* Start Exercise data *

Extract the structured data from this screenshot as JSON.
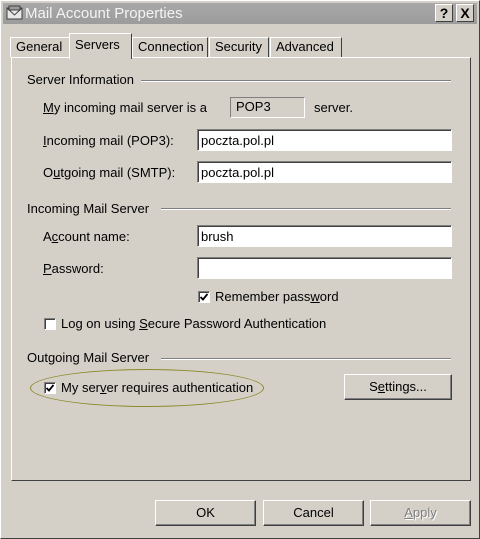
{
  "window": {
    "title": "Mail Account Properties",
    "help_btn": "?",
    "close_btn": "X"
  },
  "tabs": [
    {
      "label": "General"
    },
    {
      "label": "Servers"
    },
    {
      "label": "Connection"
    },
    {
      "label": "Security"
    },
    {
      "label": "Advanced"
    }
  ],
  "server_info": {
    "group_title": "Server Information",
    "server_type_prefix_u": "M",
    "server_type_prefix_rest": "y incoming mail server is a",
    "server_type_value": "POP3",
    "server_type_suffix": "server.",
    "incoming_label_u": "I",
    "incoming_label_rest": "ncoming mail (POP3):",
    "incoming_value": "poczta.pol.pl",
    "outgoing_label_pre": "O",
    "outgoing_label_u": "u",
    "outgoing_label_rest": "tgoing mail (SMTP):",
    "outgoing_value": "poczta.pol.pl"
  },
  "incoming_server": {
    "group_title": "Incoming Mail Server",
    "account_label_pre": "A",
    "account_label_u": "c",
    "account_label_rest": "count name:",
    "account_value": "brush",
    "password_label_u": "P",
    "password_label_rest": "assword:",
    "password_value": "",
    "remember_label_pre": "Remember pass",
    "remember_label_u": "w",
    "remember_label_rest": "ord",
    "remember_checked": true,
    "spa_label_pre": "Log on using ",
    "spa_label_u": "S",
    "spa_label_rest": "ecure Password Authentication",
    "spa_checked": false
  },
  "outgoing_server": {
    "group_title": "Outgoing Mail Server",
    "auth_label_pre": "My ser",
    "auth_label_u": "v",
    "auth_label_rest": "er requires authentication",
    "auth_checked": true,
    "settings_pre": "S",
    "settings_u": "e",
    "settings_rest": "ttings..."
  },
  "footer": {
    "ok": "OK",
    "cancel": "Cancel",
    "apply_u": "A",
    "apply_rest": "pply"
  }
}
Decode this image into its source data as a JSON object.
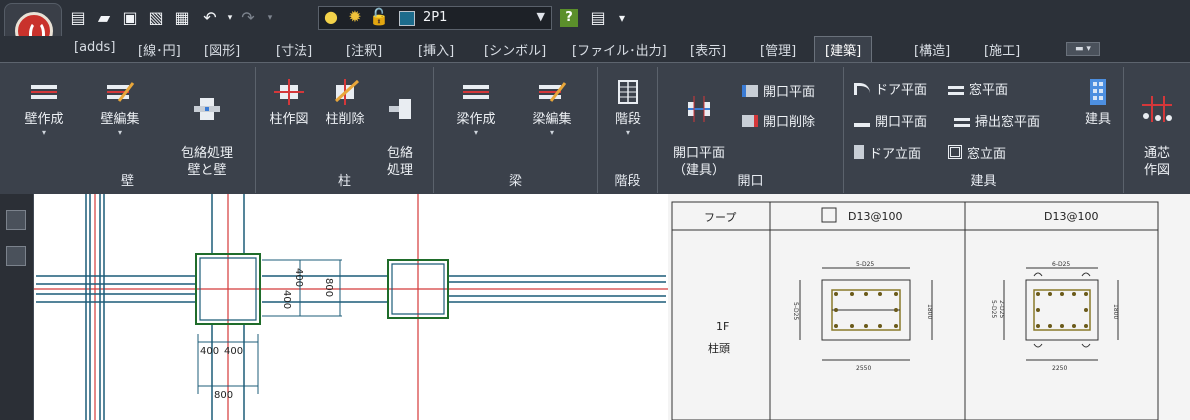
{
  "app": {
    "logo": "app-logo"
  },
  "quick_access": {
    "icons": [
      "new-file-icon",
      "open-folder-icon",
      "save-icon",
      "save-as-icon",
      "print-icon",
      "undo-icon",
      "dropdown-arrow-icon",
      "redo-icon",
      "dropdown-arrow-icon",
      "lightbulb-icon",
      "sun-icon",
      "lock-icon"
    ],
    "layer_name": "2P1",
    "layer_color": "#1d6c8c",
    "after_icons": [
      "help-icon",
      "settings-icon",
      "customize-icon"
    ]
  },
  "tabs": [
    "[adds]",
    "[線･円]",
    "[図形]",
    "[寸法]",
    "[注釈]",
    "[挿入]",
    "[シンボル]",
    "[ファイル･出力]",
    "[表示]",
    "[管理]",
    "[建築]",
    "[構造]",
    "[施工]"
  ],
  "active_tab": "[建築]",
  "ribbon": {
    "groups": [
      {
        "label": "壁",
        "buttons": [
          "壁作成",
          "壁編集",
          "包絡処理\n壁と壁"
        ]
      },
      {
        "label": "柱",
        "buttons": [
          "柱作図",
          "柱削除",
          "包絡\n処理"
        ]
      },
      {
        "label": "梁",
        "buttons": [
          "梁作成",
          "梁編集"
        ]
      },
      {
        "label": "階段",
        "buttons": [
          "階段"
        ]
      },
      {
        "label": "開口",
        "buttons": [
          "開口平面\n（建具）"
        ],
        "small": [
          "開口平面",
          "開口削除"
        ]
      },
      {
        "label": "建具",
        "small": [
          "ドア平面",
          "窓平面",
          "開口平面",
          "掃出窓平面",
          "ドア立面",
          "窓立面"
        ],
        "buttons": [
          "建具"
        ]
      },
      {
        "label": "",
        "buttons": [
          "通芯\n作図"
        ]
      }
    ]
  },
  "drawing": {
    "dimensions": [
      "400",
      "400",
      "400",
      "400",
      "800",
      "800"
    ],
    "table": {
      "header_label": "フープ",
      "col1_value": "D13@100",
      "col2_value": "D13@100",
      "row_label_1": "1F",
      "row_label_2": "柱頭",
      "dim_top_1": "5-D25",
      "dim_top_2": "6-D25",
      "dim_side_1": "5-D25",
      "dim_side_2": "5-D25",
      "dim_side_2b": "2-D25",
      "dim_h_1": "1800",
      "dim_h_2": "1800",
      "dim_bottom_1": "2550",
      "dim_bottom_2": "2250"
    }
  }
}
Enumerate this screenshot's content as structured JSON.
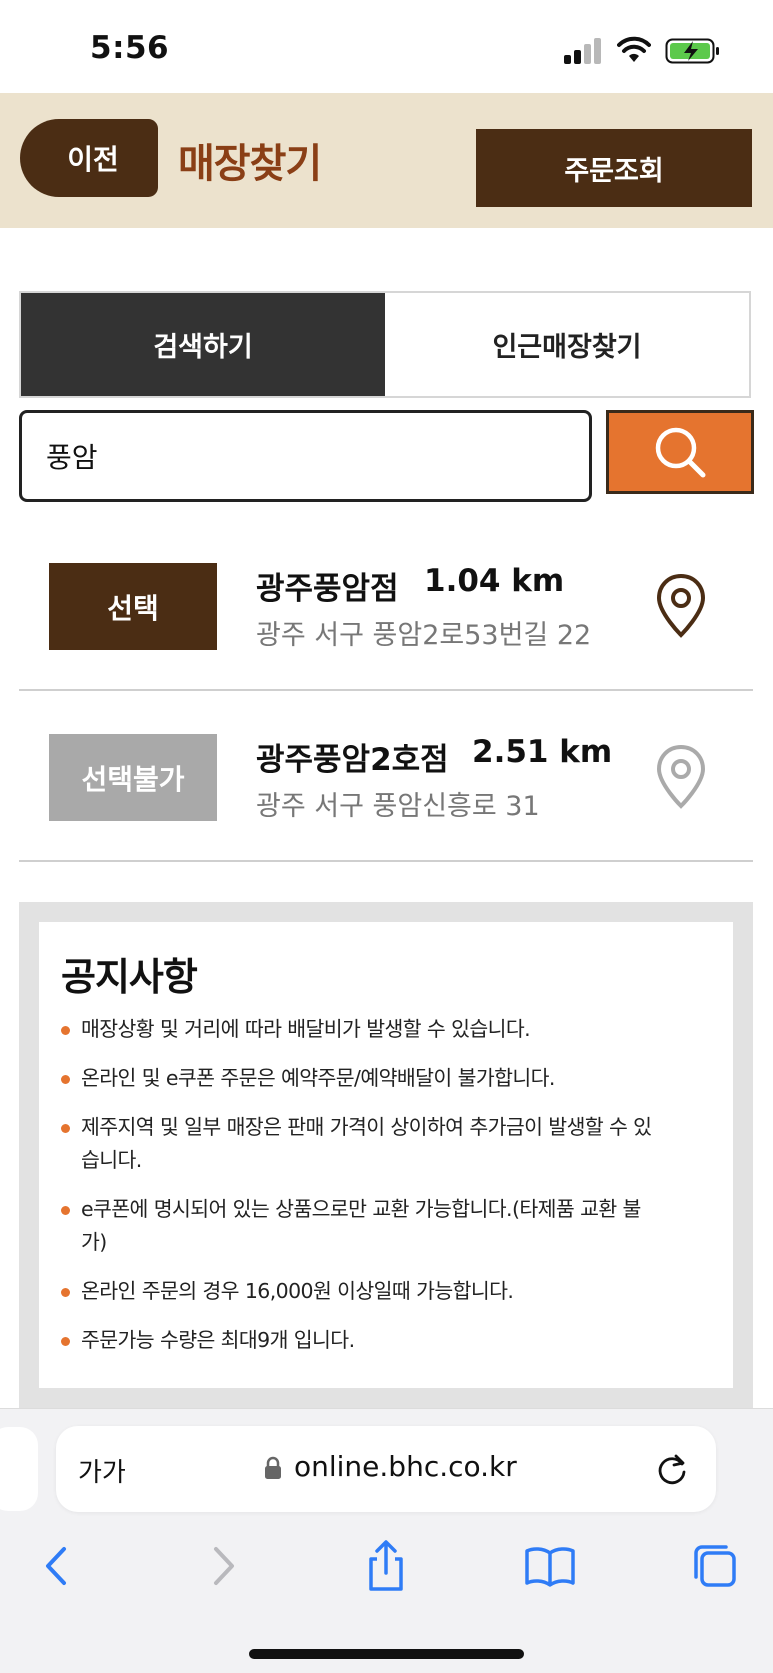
{
  "status_bar": {
    "time": "5:56"
  },
  "header": {
    "prev_label": "이전",
    "title": "매장찾기",
    "order_lookup_label": "주문조회"
  },
  "tabs": [
    {
      "label": "검색하기",
      "active": true
    },
    {
      "label": "인근매장찾기",
      "active": false
    }
  ],
  "search": {
    "value": "풍암"
  },
  "stores": [
    {
      "button_label": "선택",
      "selectable": true,
      "name": "광주풍암점",
      "distance": "1.04 km",
      "address": "광주 서구 풍암2로53번길 22"
    },
    {
      "button_label": "선택불가",
      "selectable": false,
      "name": "광주풍암2호점",
      "distance": "2.51 km",
      "address": "광주 서구 풍암신흥로 31"
    }
  ],
  "notice": {
    "title": "공지사항",
    "items": [
      "매장상황 및 거리에 따라 배달비가 발생할 수 있습니다.",
      "온라인 및 e쿠폰 주문은 예약주문/예약배달이 불가합니다.",
      "제주지역 및 일부 매장은 판매 가격이 상이하여 추가금이 발생할 수 있습니다.",
      "e쿠폰에 명시되어 있는 상품으로만 교환 가능합니다.(타제품 교환 불가)",
      "온라인 주문의 경우 16,000원 이상일때 가능합니다.",
      "주문가능 수량은 최대9개 입니다."
    ]
  },
  "browser": {
    "text_size_label": "가가",
    "url": "online.bhc.co.kr"
  },
  "colors": {
    "brown": "#4b2d14",
    "title_brown": "#8a3f16",
    "accent_orange": "#e5742f",
    "header_bg": "#ece2cd",
    "disabled_gray": "#a9a9a9"
  },
  "icons": {
    "search": "search-icon",
    "pin": "location-pin-icon",
    "lock": "lock-icon",
    "reload": "reload-icon"
  }
}
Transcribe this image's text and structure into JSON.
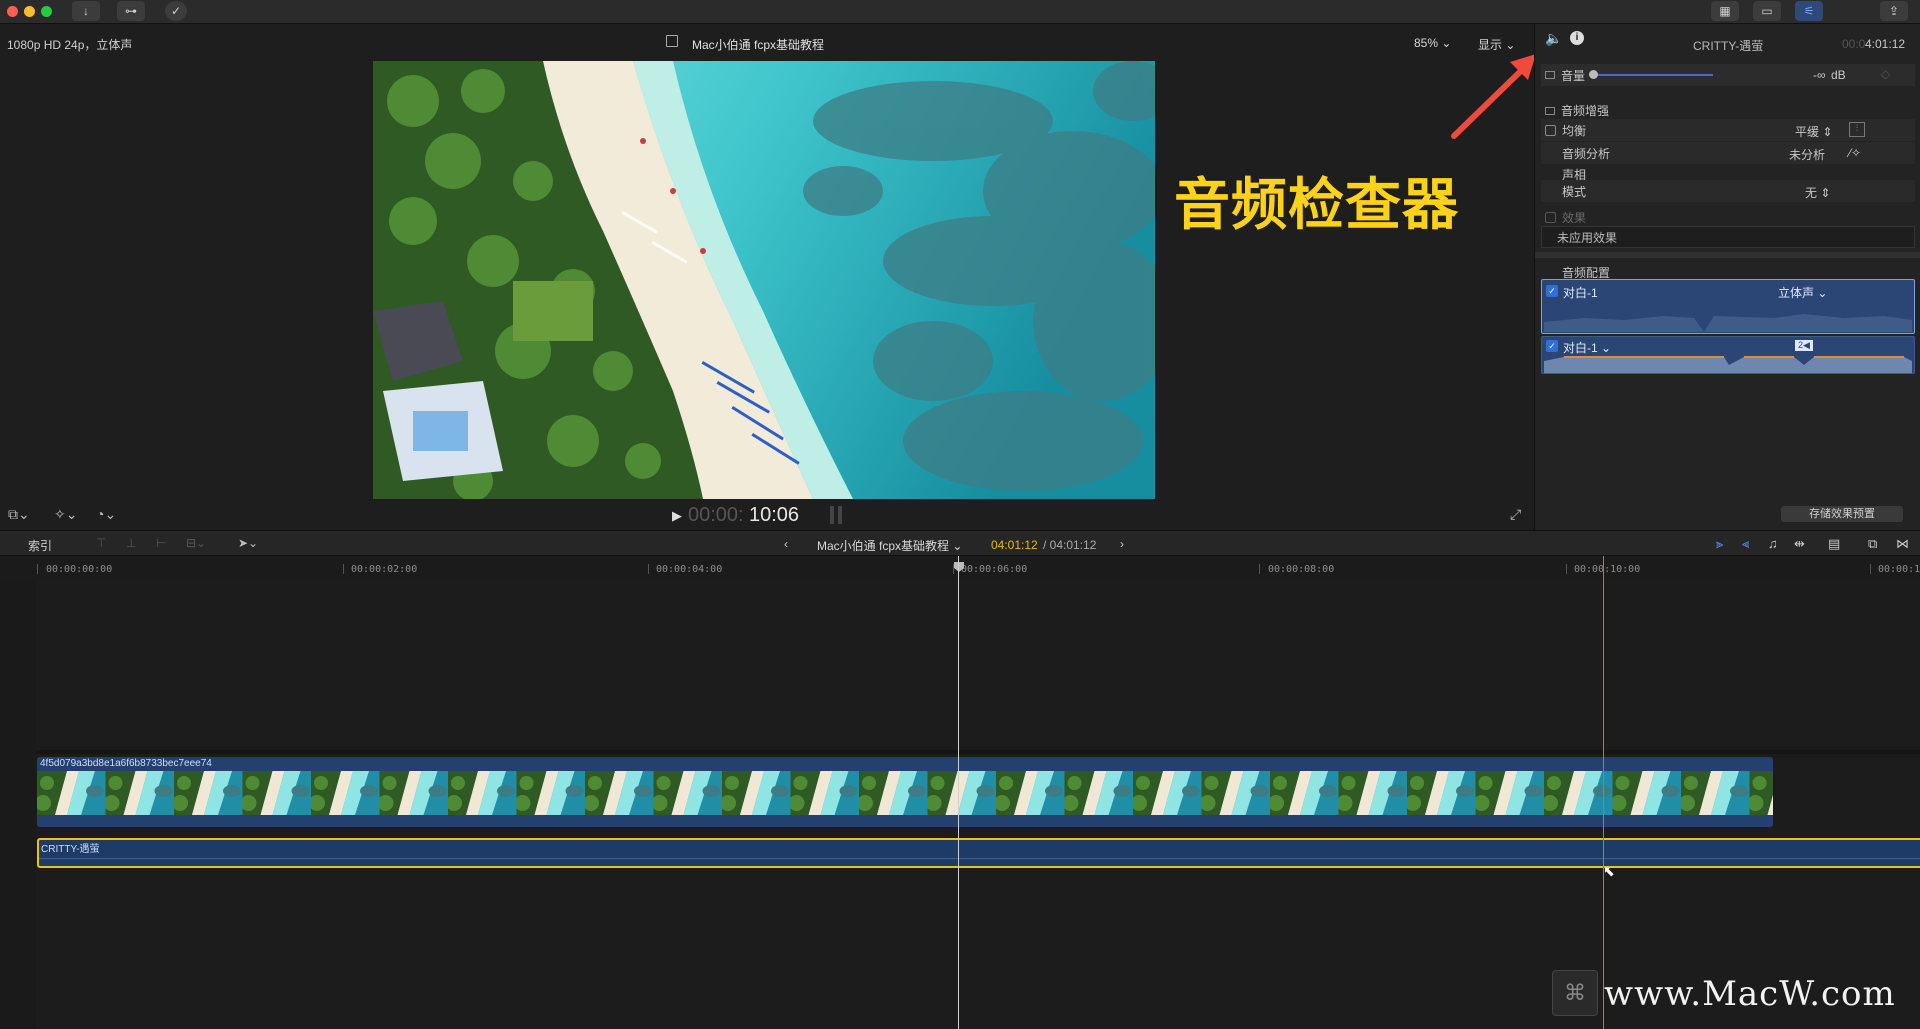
{
  "toolbar": {
    "download_icon": "↓",
    "key_icon": "⊶",
    "check_icon": "✓",
    "view_buttons": [
      "▦",
      "▭",
      "⚟"
    ],
    "share_icon": "⇪"
  },
  "viewer": {
    "format": "1080p HD 24p，立体声",
    "project_title": "Mac小伯通 fcpx基础教程",
    "zoom": "85%",
    "display_menu": "显示",
    "timecode_dim": "00:00:",
    "timecode_bright": "10:06",
    "annotation": "音频检查器"
  },
  "inspector": {
    "clip_name": "CRITTY-遇萤",
    "timecode_dim": "00:0",
    "timecode_bright": "4:01:12",
    "volume_label": "音量",
    "volume_value": "-∞",
    "volume_unit": "dB",
    "enhance_title": "音频增强",
    "eq_label": "均衡",
    "eq_value": "平缓",
    "analysis_label": "音频分析",
    "analysis_value": "未分析",
    "pan_title": "声相",
    "mode_label": "模式",
    "mode_value": "无",
    "effects_label": "效果",
    "no_effects": "未应用效果",
    "config_title": "音频配置",
    "channel1_name": "对白-1",
    "channel1_format": "立体声",
    "channel2_name": "对白-1",
    "channel2_badge": "2◀",
    "save_preset": "存储效果预置"
  },
  "timeline": {
    "index_label": "索引",
    "project_title": "Mac小伯通 fcpx基础教程",
    "position": "04:01:12",
    "duration": "/ 04:01:12",
    "ruler_labels": [
      "00:00:00:00",
      "00:00:02:00",
      "00:00:04:00",
      "00:00:06:00",
      "00:00:08:00",
      "00:00:10:00",
      "00:00:1"
    ],
    "video_clip_name": "4f5d079a3bd8e1a6f6b8733bec7eee74",
    "audio_clip_name": "CRITTY-遇萤"
  },
  "watermark": "www.MacW.com",
  "colors": {
    "accent_blue": "#5b8cff",
    "annotation_yellow": "#ffd21a",
    "arrow_red": "#f04a3c",
    "clip_blue": "#24406e",
    "audio_outline": "#e9c316",
    "playhead_orange": "#e8622a"
  }
}
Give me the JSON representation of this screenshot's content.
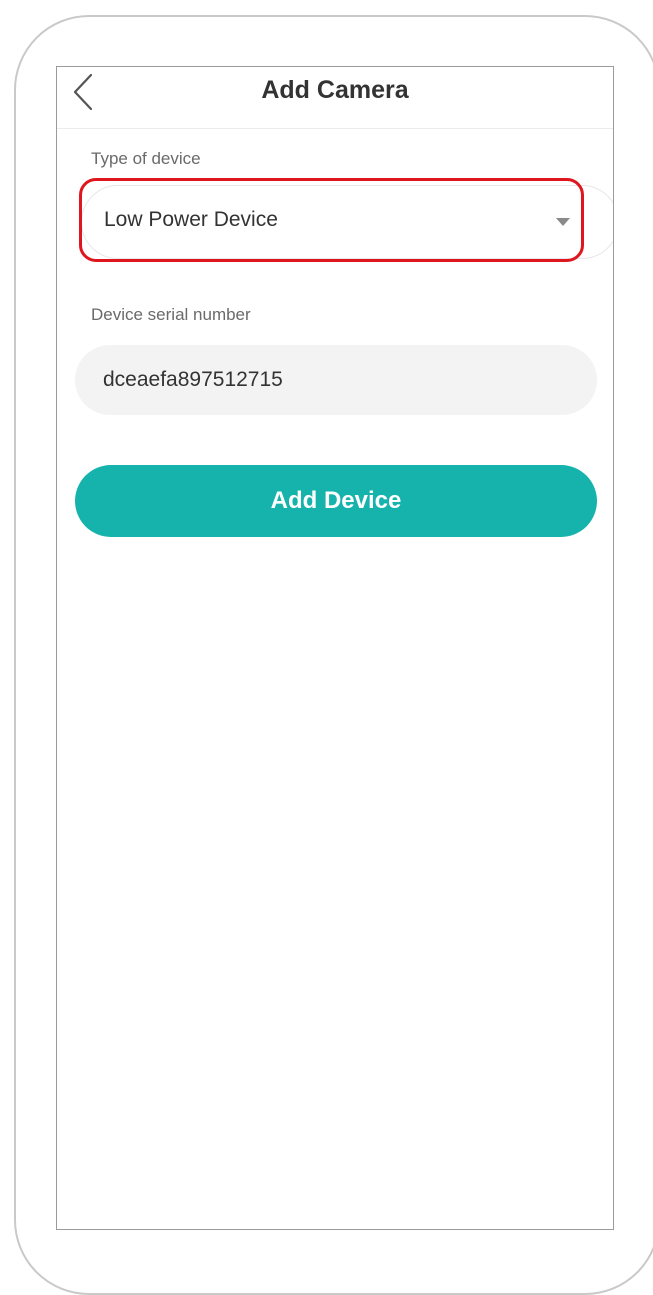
{
  "header": {
    "title": "Add Camera",
    "back_icon": "chevron-left-icon"
  },
  "device_type": {
    "label": "Type of device",
    "selected_value": "Low Power Device",
    "dropdown_icon": "caret-down-icon",
    "highlight_color": "#e0161e"
  },
  "serial": {
    "label": "Device serial number",
    "value": "dceaefa897512715"
  },
  "actions": {
    "add_device_label": "Add Device",
    "button_color": "#16b3ad"
  }
}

* End Exercise data *

=== What you have to do ===
Give only the number of lines in the entries that contain "true".

=== Exercise result ===
4